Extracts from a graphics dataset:
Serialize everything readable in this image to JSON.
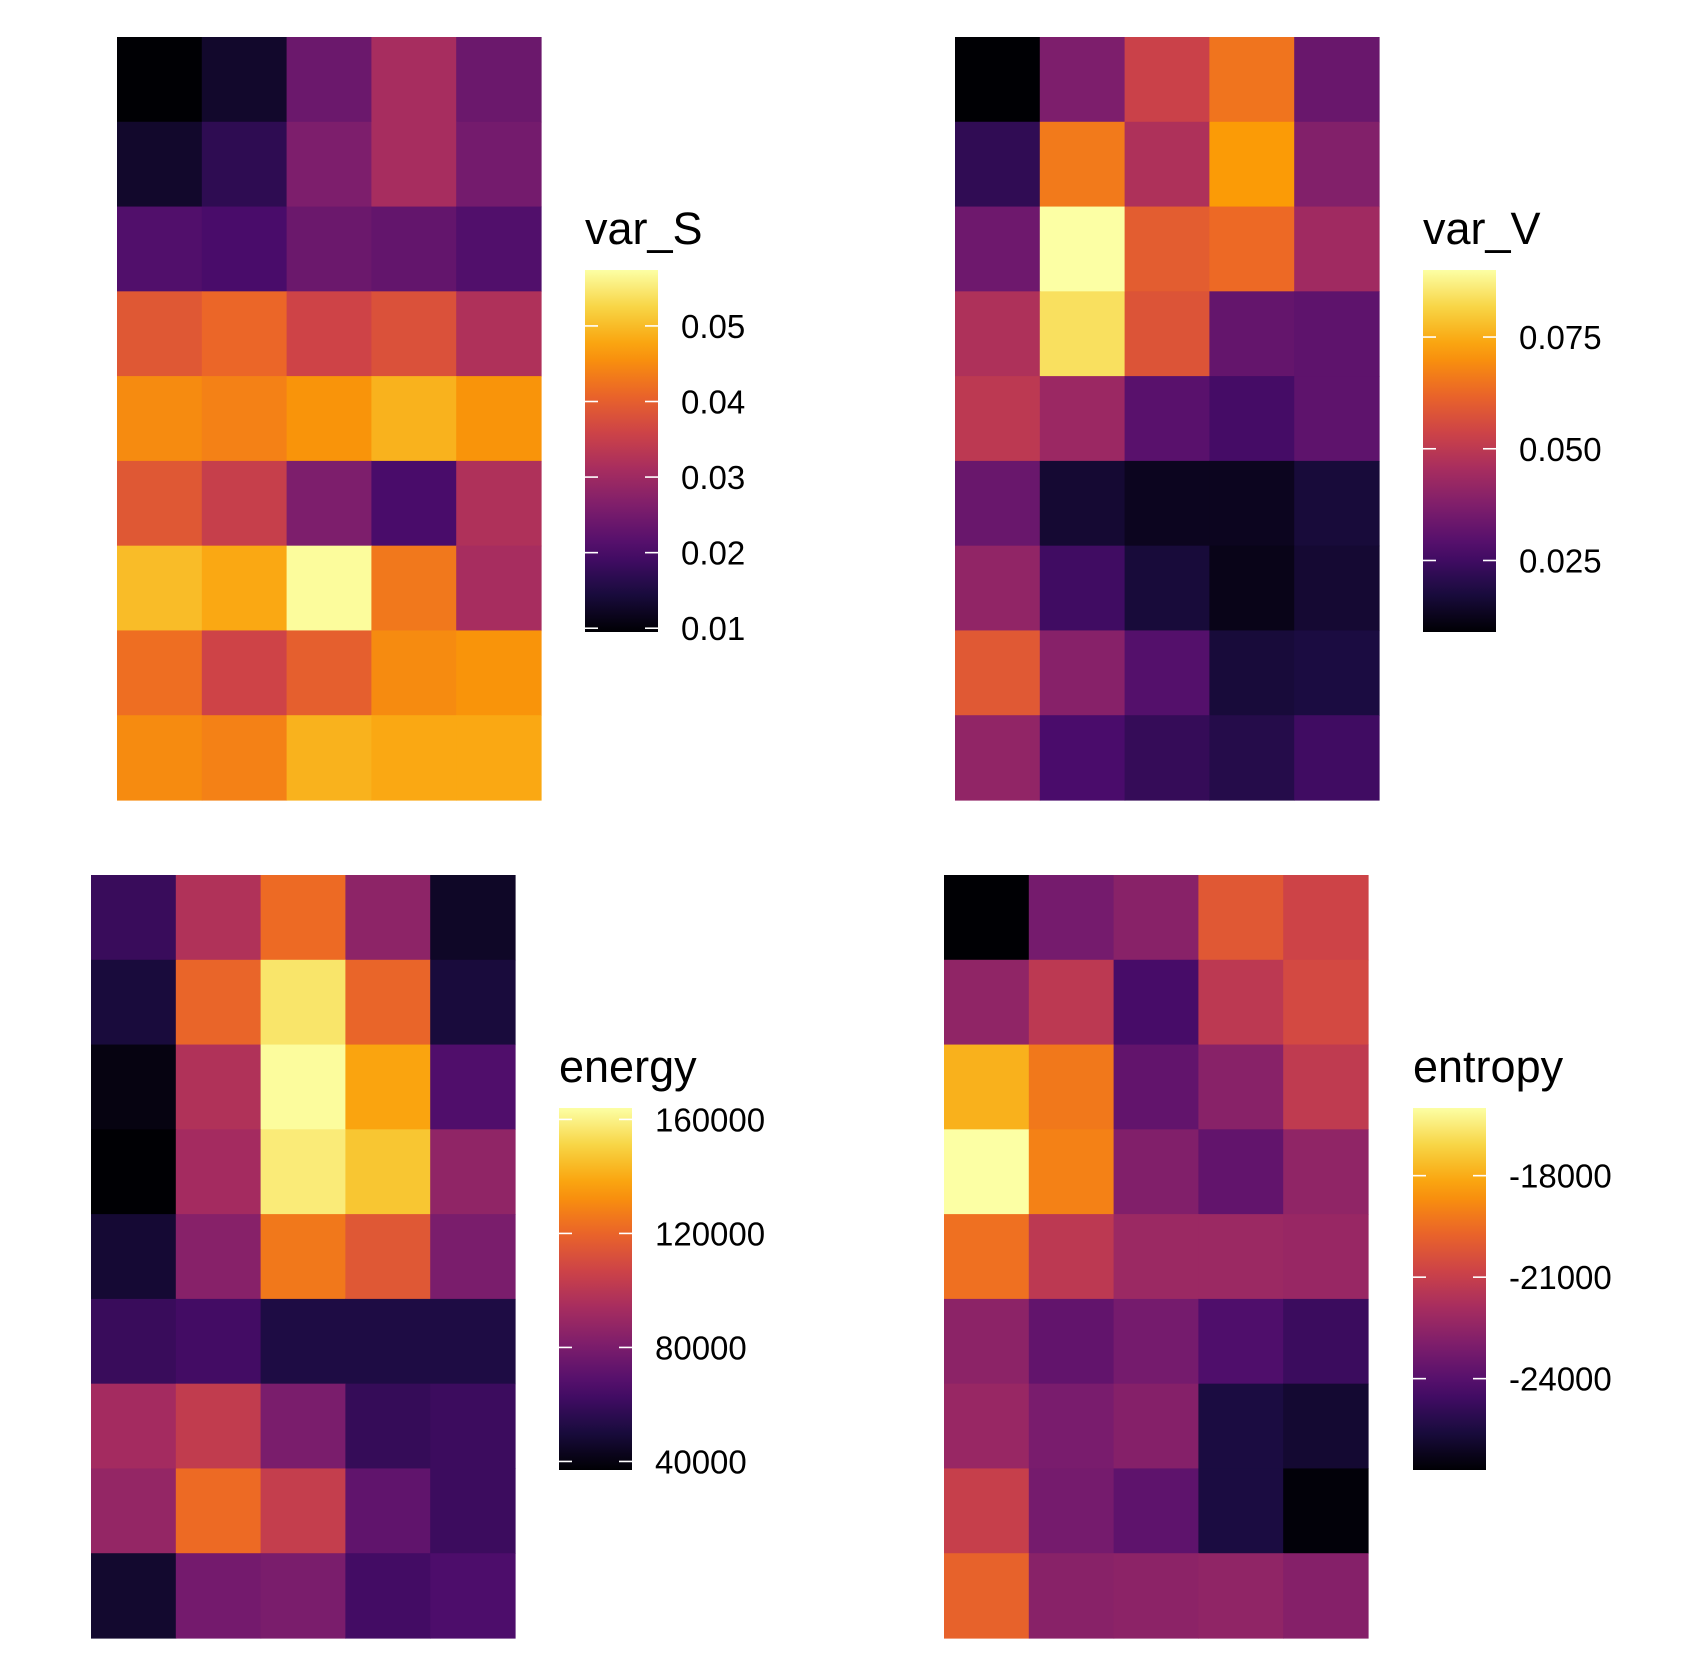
{
  "colormap": {
    "name": "inferno",
    "stops": [
      "#000004",
      "#1b0c41",
      "#4a0c6b",
      "#781c6d",
      "#a52c60",
      "#cf4446",
      "#ed6925",
      "#fb9b06",
      "#f7d13d",
      "#fcffa4"
    ]
  },
  "chart_data": [
    {
      "type": "heatmap",
      "title": "",
      "legend_title": "var_S",
      "legend_placement": "right",
      "grid": false,
      "rows": 9,
      "cols": 5,
      "vmin": 0.0095,
      "vmax": 0.0574,
      "legend_ticks": [
        {
          "value": 0.01,
          "label": "0.01"
        },
        {
          "value": 0.02,
          "label": "0.02"
        },
        {
          "value": 0.03,
          "label": "0.03"
        },
        {
          "value": 0.04,
          "label": "0.04"
        },
        {
          "value": 0.05,
          "label": "0.05"
        }
      ],
      "values": [
        [
          0.0095,
          0.013,
          0.024,
          0.031,
          0.024
        ],
        [
          0.013,
          0.017,
          0.026,
          0.031,
          0.025
        ],
        [
          0.021,
          0.02,
          0.024,
          0.023,
          0.021
        ],
        [
          0.039,
          0.041,
          0.036,
          0.038,
          0.032
        ],
        [
          0.045,
          0.044,
          0.046,
          0.049,
          0.046
        ],
        [
          0.039,
          0.035,
          0.026,
          0.02,
          0.032
        ],
        [
          0.05,
          0.048,
          0.057,
          0.043,
          0.031
        ],
        [
          0.042,
          0.036,
          0.04,
          0.045,
          0.046
        ],
        [
          0.045,
          0.044,
          0.049,
          0.048,
          0.048
        ]
      ]
    },
    {
      "type": "heatmap",
      "title": "",
      "legend_title": "var_V",
      "legend_placement": "right",
      "grid": false,
      "rows": 9,
      "cols": 5,
      "vmin": 0.009,
      "vmax": 0.09,
      "legend_ticks": [
        {
          "value": 0.025,
          "label": "0.025"
        },
        {
          "value": 0.05,
          "label": "0.050"
        },
        {
          "value": 0.075,
          "label": "0.075"
        }
      ],
      "values": [
        [
          0.009,
          0.037,
          0.053,
          0.065,
          0.033
        ],
        [
          0.022,
          0.066,
          0.047,
          0.072,
          0.038
        ],
        [
          0.034,
          0.09,
          0.06,
          0.063,
          0.044
        ],
        [
          0.047,
          0.084,
          0.058,
          0.032,
          0.031
        ],
        [
          0.05,
          0.043,
          0.03,
          0.026,
          0.031
        ],
        [
          0.033,
          0.016,
          0.013,
          0.013,
          0.017
        ],
        [
          0.041,
          0.025,
          0.017,
          0.012,
          0.016
        ],
        [
          0.059,
          0.039,
          0.029,
          0.017,
          0.018
        ],
        [
          0.041,
          0.027,
          0.023,
          0.02,
          0.025
        ]
      ]
    },
    {
      "type": "heatmap",
      "title": "",
      "legend_title": "energy",
      "legend_placement": "right",
      "grid": false,
      "rows": 9,
      "cols": 5,
      "vmin": 37000,
      "vmax": 164000,
      "legend_ticks": [
        {
          "value": 40000,
          "label": "40000"
        },
        {
          "value": 80000,
          "label": "80000"
        },
        {
          "value": 120000,
          "label": "120000"
        },
        {
          "value": 160000,
          "label": "160000"
        }
      ],
      "values": [
        [
          60000,
          97000,
          122000,
          86000,
          45000
        ],
        [
          50000,
          120000,
          156000,
          120000,
          50000
        ],
        [
          40000,
          97000,
          163000,
          138000,
          67000
        ],
        [
          37000,
          93000,
          158000,
          147000,
          87000
        ],
        [
          48000,
          84000,
          126000,
          115000,
          80000
        ],
        [
          60000,
          63000,
          52000,
          52000,
          52000
        ],
        [
          93000,
          103000,
          80000,
          59000,
          61000
        ],
        [
          88000,
          122000,
          104000,
          72000,
          61000
        ],
        [
          47000,
          78000,
          80000,
          63000,
          66000
        ]
      ]
    },
    {
      "type": "heatmap",
      "title": "",
      "legend_title": "entropy",
      "legend_placement": "right",
      "grid": false,
      "rows": 9,
      "cols": 5,
      "vmin": -26700,
      "vmax": -16000,
      "legend_ticks": [
        {
          "value": -24000,
          "label": "-24000"
        },
        {
          "value": -21000,
          "label": "-21000"
        },
        {
          "value": -18000,
          "label": "-18000"
        }
      ],
      "values": [
        [
          -26700,
          -23200,
          -22700,
          -20100,
          -20800
        ],
        [
          -22500,
          -21300,
          -24400,
          -21300,
          -20600
        ],
        [
          -17900,
          -19200,
          -23700,
          -22700,
          -21200
        ],
        [
          -16000,
          -19000,
          -22900,
          -23700,
          -22500
        ],
        [
          -19400,
          -21300,
          -22200,
          -22200,
          -22300
        ],
        [
          -22600,
          -23700,
          -23200,
          -24200,
          -24700
        ],
        [
          -22300,
          -23100,
          -22800,
          -25500,
          -25800
        ],
        [
          -21000,
          -23200,
          -23800,
          -25500,
          -26600
        ],
        [
          -19800,
          -22700,
          -22600,
          -22500,
          -22800
        ]
      ]
    }
  ]
}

● **PROBLEM REQUIREMENTS**
Identify the lines that contain the string "vmin", and copy every one of them.

● **TASK RESULT**
      "vmin": 0.0095,
      "vmin": 0.009,
      "vmin": 37000,
      "vmin": -26700,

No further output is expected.